>> BEGIN
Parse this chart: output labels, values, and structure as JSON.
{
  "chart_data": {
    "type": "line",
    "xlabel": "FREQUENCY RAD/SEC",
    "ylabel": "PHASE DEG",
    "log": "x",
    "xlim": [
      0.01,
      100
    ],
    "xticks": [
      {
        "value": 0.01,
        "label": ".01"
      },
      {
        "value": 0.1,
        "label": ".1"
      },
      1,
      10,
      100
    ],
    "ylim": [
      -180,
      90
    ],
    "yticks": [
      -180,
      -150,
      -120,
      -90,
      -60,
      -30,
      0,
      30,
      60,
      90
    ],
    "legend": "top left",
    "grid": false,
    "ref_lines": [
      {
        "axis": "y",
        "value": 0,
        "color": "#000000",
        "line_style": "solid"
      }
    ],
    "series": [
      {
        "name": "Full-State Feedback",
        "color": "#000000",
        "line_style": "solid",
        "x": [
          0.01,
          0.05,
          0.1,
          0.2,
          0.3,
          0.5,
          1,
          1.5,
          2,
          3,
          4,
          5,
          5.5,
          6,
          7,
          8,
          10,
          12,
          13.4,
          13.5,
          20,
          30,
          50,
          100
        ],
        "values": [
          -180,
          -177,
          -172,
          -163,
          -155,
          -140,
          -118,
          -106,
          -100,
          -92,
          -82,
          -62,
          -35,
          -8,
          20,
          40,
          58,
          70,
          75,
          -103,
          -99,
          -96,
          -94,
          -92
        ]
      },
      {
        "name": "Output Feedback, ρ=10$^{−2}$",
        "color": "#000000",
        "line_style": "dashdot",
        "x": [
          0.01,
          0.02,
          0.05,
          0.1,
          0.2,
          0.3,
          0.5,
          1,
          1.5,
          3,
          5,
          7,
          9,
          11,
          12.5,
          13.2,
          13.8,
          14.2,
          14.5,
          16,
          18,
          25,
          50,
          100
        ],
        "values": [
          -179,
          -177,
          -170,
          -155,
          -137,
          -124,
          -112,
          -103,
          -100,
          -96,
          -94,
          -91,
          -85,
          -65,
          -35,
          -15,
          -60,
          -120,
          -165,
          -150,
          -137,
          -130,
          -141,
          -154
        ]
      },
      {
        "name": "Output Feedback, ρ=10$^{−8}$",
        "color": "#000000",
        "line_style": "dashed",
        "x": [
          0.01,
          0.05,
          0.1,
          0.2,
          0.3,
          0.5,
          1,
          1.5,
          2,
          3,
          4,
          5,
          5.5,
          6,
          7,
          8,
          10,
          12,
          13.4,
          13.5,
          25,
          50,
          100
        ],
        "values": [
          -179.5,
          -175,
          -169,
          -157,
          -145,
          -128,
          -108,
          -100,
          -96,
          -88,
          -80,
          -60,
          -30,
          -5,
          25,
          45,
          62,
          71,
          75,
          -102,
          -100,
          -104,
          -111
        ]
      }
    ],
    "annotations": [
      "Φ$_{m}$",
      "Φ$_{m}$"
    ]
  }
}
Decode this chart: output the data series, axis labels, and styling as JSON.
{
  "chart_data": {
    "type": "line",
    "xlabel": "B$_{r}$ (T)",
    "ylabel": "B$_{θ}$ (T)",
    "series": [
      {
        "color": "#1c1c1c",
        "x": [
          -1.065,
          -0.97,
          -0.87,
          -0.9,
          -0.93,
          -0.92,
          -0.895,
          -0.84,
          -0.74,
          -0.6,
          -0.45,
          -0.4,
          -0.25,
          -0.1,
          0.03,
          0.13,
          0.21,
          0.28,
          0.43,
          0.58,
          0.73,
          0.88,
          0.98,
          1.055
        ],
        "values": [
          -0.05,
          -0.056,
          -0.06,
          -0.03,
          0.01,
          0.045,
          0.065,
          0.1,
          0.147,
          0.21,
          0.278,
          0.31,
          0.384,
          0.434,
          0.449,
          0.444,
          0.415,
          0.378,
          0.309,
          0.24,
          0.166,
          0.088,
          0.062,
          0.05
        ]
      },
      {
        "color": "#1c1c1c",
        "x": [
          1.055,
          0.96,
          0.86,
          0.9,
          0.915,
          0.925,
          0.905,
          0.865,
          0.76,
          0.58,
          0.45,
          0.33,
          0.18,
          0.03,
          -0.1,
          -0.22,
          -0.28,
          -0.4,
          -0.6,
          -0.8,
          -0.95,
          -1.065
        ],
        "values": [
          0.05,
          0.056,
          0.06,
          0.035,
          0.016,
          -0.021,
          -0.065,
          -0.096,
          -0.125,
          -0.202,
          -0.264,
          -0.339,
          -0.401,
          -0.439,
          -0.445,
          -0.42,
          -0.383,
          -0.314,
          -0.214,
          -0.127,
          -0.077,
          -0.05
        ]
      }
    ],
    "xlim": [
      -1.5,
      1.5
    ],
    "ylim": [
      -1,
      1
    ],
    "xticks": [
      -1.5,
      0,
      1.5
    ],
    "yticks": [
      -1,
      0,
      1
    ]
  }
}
>> END
▸ Task to carry out:
Nothing may be left out: return each entry exactly as it reads.

▸ Result of the task:
Parse this chart: output labels, values, and structure as JSON.
{
  "chart_data": {
    "type": "line",
    "xlabel": "FREQUENCY RAD/SEC",
    "ylabel": "PHASE DEG",
    "log": "x",
    "xlim": [
      0.01,
      100
    ],
    "xticks": [
      {
        "value": 0.01,
        "label": ".01"
      },
      {
        "value": 0.1,
        "label": ".1"
      },
      1,
      10,
      100
    ],
    "ylim": [
      -180,
      90
    ],
    "yticks": [
      -180,
      -150,
      -120,
      -90,
      -60,
      -30,
      0,
      30,
      60,
      90
    ],
    "legend": "top left",
    "grid": false,
    "ref_lines": [
      {
        "axis": "y",
        "value": 0,
        "color": "#000000",
        "line_style": "solid"
      }
    ],
    "series": [
      {
        "name": "Full-State Feedback",
        "color": "#000000",
        "line_style": "solid",
        "x": [
          0.01,
          0.05,
          0.1,
          0.2,
          0.3,
          0.5,
          1,
          1.5,
          2,
          3,
          4,
          5,
          5.5,
          6,
          7,
          8,
          10,
          12,
          13.4,
          13.5,
          20,
          30,
          50,
          100
        ],
        "values": [
          -180,
          -177,
          -172,
          -163,
          -155,
          -140,
          -118,
          -106,
          -100,
          -92,
          -82,
          -62,
          -35,
          -8,
          20,
          40,
          58,
          70,
          75,
          -103,
          -99,
          -96,
          -94,
          -92
        ]
      },
      {
        "name": "Output Feedback, ρ=10$^{−2}$",
        "color": "#000000",
        "line_style": "dashdot",
        "x": [
          0.01,
          0.02,
          0.05,
          0.1,
          0.2,
          0.3,
          0.5,
          1,
          1.5,
          3,
          5,
          7,
          9,
          11,
          12.5,
          13.2,
          13.8,
          14.2,
          14.5,
          16,
          18,
          25,
          50,
          100
        ],
        "values": [
          -179,
          -177,
          -170,
          -155,
          -137,
          -124,
          -112,
          -103,
          -100,
          -96,
          -94,
          -91,
          -85,
          -65,
          -35,
          -15,
          -60,
          -120,
          -165,
          -150,
          -137,
          -130,
          -141,
          -154
        ]
      },
      {
        "name": "Output Feedback, ρ=10$^{−8}$",
        "color": "#000000",
        "line_style": "dashed",
        "x": [
          0.01,
          0.05,
          0.1,
          0.2,
          0.3,
          0.5,
          1,
          1.5,
          2,
          3,
          4,
          5,
          5.5,
          6,
          7,
          8,
          10,
          12,
          13.4,
          13.5,
          25,
          50,
          100
        ],
        "values": [
          -179.5,
          -175,
          -169,
          -157,
          -145,
          -128,
          -108,
          -100,
          -96,
          -88,
          -80,
          -60,
          -30,
          -5,
          25,
          45,
          62,
          71,
          75,
          -102,
          -100,
          -104,
          -111
        ]
      }
    ],
    "annotations": [
      "Φ$_{m}$",
      "Φ$_{m}$"
    ]
  }
}
Decode this chart: output the data series, axis labels, and styling as JSON.
{
  "chart_data": {
    "type": "line",
    "xlabel": "B$_{r}$ (T)",
    "ylabel": "B$_{θ}$ (T)",
    "series": [
      {
        "color": "#1c1c1c",
        "x": [
          -1.065,
          -0.97,
          -0.87,
          -0.9,
          -0.93,
          -0.92,
          -0.895,
          -0.84,
          -0.74,
          -0.6,
          -0.45,
          -0.4,
          -0.25,
          -0.1,
          0.03,
          0.13,
          0.21,
          0.28,
          0.43,
          0.58,
          0.73,
          0.88,
          0.98,
          1.055
        ],
        "values": [
          -0.05,
          -0.056,
          -0.06,
          -0.03,
          0.01,
          0.045,
          0.065,
          0.1,
          0.147,
          0.21,
          0.278,
          0.31,
          0.384,
          0.434,
          0.449,
          0.444,
          0.415,
          0.378,
          0.309,
          0.24,
          0.166,
          0.088,
          0.062,
          0.05
        ]
      },
      {
        "color": "#1c1c1c",
        "x": [
          1.055,
          0.96,
          0.86,
          0.9,
          0.915,
          0.925,
          0.905,
          0.865,
          0.76,
          0.58,
          0.45,
          0.33,
          0.18,
          0.03,
          -0.1,
          -0.22,
          -0.28,
          -0.4,
          -0.6,
          -0.8,
          -0.95,
          -1.065
        ],
        "values": [
          0.05,
          0.056,
          0.06,
          0.035,
          0.016,
          -0.021,
          -0.065,
          -0.096,
          -0.125,
          -0.202,
          -0.264,
          -0.339,
          -0.401,
          -0.439,
          -0.445,
          -0.42,
          -0.383,
          -0.314,
          -0.214,
          -0.127,
          -0.077,
          -0.05
        ]
      }
    ],
    "xlim": [
      -1.5,
      1.5
    ],
    "ylim": [
      -1,
      1
    ],
    "xticks": [
      -1.5,
      0,
      1.5
    ],
    "yticks": [
      -1,
      0,
      1
    ]
  }
}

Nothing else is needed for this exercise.